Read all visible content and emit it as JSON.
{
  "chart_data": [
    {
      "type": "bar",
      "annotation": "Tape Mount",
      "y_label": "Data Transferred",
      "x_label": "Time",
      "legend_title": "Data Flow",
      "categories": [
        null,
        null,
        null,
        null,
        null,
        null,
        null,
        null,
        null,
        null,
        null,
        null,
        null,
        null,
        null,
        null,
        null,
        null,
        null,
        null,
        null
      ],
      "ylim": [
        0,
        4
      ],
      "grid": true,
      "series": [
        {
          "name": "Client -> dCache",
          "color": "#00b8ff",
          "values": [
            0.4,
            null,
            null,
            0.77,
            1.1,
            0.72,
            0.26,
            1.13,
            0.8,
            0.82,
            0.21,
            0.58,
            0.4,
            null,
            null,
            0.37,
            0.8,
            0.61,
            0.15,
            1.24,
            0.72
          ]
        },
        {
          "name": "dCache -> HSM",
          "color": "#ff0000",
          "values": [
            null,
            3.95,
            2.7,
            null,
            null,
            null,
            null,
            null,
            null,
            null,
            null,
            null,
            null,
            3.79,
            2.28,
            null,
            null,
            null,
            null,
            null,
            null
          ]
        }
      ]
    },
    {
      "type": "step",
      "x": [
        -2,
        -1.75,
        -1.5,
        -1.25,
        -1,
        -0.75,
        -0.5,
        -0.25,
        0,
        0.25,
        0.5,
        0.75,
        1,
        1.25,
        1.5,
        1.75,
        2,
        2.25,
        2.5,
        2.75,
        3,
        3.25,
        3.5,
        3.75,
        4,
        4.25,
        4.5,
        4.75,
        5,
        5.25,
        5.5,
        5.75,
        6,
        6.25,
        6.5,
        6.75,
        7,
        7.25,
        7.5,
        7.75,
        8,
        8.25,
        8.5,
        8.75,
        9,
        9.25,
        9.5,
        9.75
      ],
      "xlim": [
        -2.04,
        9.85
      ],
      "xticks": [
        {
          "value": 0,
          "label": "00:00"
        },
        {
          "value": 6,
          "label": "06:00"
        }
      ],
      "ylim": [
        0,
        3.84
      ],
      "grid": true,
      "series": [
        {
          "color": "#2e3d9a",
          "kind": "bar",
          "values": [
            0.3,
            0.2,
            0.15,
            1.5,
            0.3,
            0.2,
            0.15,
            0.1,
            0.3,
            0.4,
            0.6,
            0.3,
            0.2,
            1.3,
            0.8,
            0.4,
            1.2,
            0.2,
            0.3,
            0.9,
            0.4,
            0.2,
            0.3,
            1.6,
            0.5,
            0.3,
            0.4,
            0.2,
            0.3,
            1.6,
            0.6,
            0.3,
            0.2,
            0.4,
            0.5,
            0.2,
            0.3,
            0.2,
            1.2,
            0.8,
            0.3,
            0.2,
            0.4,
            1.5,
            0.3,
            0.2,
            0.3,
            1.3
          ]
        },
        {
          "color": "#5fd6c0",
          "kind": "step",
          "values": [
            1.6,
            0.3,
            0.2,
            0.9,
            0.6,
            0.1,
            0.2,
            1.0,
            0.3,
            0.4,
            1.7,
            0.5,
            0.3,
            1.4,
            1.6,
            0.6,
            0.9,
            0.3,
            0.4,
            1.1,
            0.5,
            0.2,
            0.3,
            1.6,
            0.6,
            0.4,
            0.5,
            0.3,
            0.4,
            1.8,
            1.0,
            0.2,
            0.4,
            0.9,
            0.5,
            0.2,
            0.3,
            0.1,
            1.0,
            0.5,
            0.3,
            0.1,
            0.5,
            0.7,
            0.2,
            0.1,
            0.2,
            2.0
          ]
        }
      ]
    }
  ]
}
###
__WHAT YOU SHOULD DO__
Every line of the data above should be copied exactly.

__CORRECT RESPONSE__
Read all visible content and emit it as JSON.
{
  "chart_data": [
    {
      "type": "bar",
      "annotation": "Tape Mount",
      "y_label": "Data Transferred",
      "x_label": "Time",
      "legend_title": "Data Flow",
      "categories": [
        null,
        null,
        null,
        null,
        null,
        null,
        null,
        null,
        null,
        null,
        null,
        null,
        null,
        null,
        null,
        null,
        null,
        null,
        null,
        null,
        null
      ],
      "ylim": [
        0,
        4
      ],
      "grid": true,
      "series": [
        {
          "name": "Client -> dCache",
          "color": "#00b8ff",
          "values": [
            0.4,
            null,
            null,
            0.77,
            1.1,
            0.72,
            0.26,
            1.13,
            0.8,
            0.82,
            0.21,
            0.58,
            0.4,
            null,
            null,
            0.37,
            0.8,
            0.61,
            0.15,
            1.24,
            0.72
          ]
        },
        {
          "name": "dCache -> HSM",
          "color": "#ff0000",
          "values": [
            null,
            3.95,
            2.7,
            null,
            null,
            null,
            null,
            null,
            null,
            null,
            null,
            null,
            null,
            3.79,
            2.28,
            null,
            null,
            null,
            null,
            null,
            null
          ]
        }
      ]
    },
    {
      "type": "step",
      "x": [
        -2,
        -1.75,
        -1.5,
        -1.25,
        -1,
        -0.75,
        -0.5,
        -0.25,
        0,
        0.25,
        0.5,
        0.75,
        1,
        1.25,
        1.5,
        1.75,
        2,
        2.25,
        2.5,
        2.75,
        3,
        3.25,
        3.5,
        3.75,
        4,
        4.25,
        4.5,
        4.75,
        5,
        5.25,
        5.5,
        5.75,
        6,
        6.25,
        6.5,
        6.75,
        7,
        7.25,
        7.5,
        7.75,
        8,
        8.25,
        8.5,
        8.75,
        9,
        9.25,
        9.5,
        9.75
      ],
      "xlim": [
        -2.04,
        9.85
      ],
      "xticks": [
        {
          "value": 0,
          "label": "00:00"
        },
        {
          "value": 6,
          "label": "06:00"
        }
      ],
      "ylim": [
        0,
        3.84
      ],
      "grid": true,
      "series": [
        {
          "color": "#2e3d9a",
          "kind": "bar",
          "values": [
            0.3,
            0.2,
            0.15,
            1.5,
            0.3,
            0.2,
            0.15,
            0.1,
            0.3,
            0.4,
            0.6,
            0.3,
            0.2,
            1.3,
            0.8,
            0.4,
            1.2,
            0.2,
            0.3,
            0.9,
            0.4,
            0.2,
            0.3,
            1.6,
            0.5,
            0.3,
            0.4,
            0.2,
            0.3,
            1.6,
            0.6,
            0.3,
            0.2,
            0.4,
            0.5,
            0.2,
            0.3,
            0.2,
            1.2,
            0.8,
            0.3,
            0.2,
            0.4,
            1.5,
            0.3,
            0.2,
            0.3,
            1.3
          ]
        },
        {
          "color": "#5fd6c0",
          "kind": "step",
          "values": [
            1.6,
            0.3,
            0.2,
            0.9,
            0.6,
            0.1,
            0.2,
            1.0,
            0.3,
            0.4,
            1.7,
            0.5,
            0.3,
            1.4,
            1.6,
            0.6,
            0.9,
            0.3,
            0.4,
            1.1,
            0.5,
            0.2,
            0.3,
            1.6,
            0.6,
            0.4,
            0.5,
            0.3,
            0.4,
            1.8,
            1.0,
            0.2,
            0.4,
            0.9,
            0.5,
            0.2,
            0.3,
            0.1,
            1.0,
            0.5,
            0.3,
            0.1,
            0.5,
            0.7,
            0.2,
            0.1,
            0.2,
            2.0
          ]
        }
      ]
    }
  ]
}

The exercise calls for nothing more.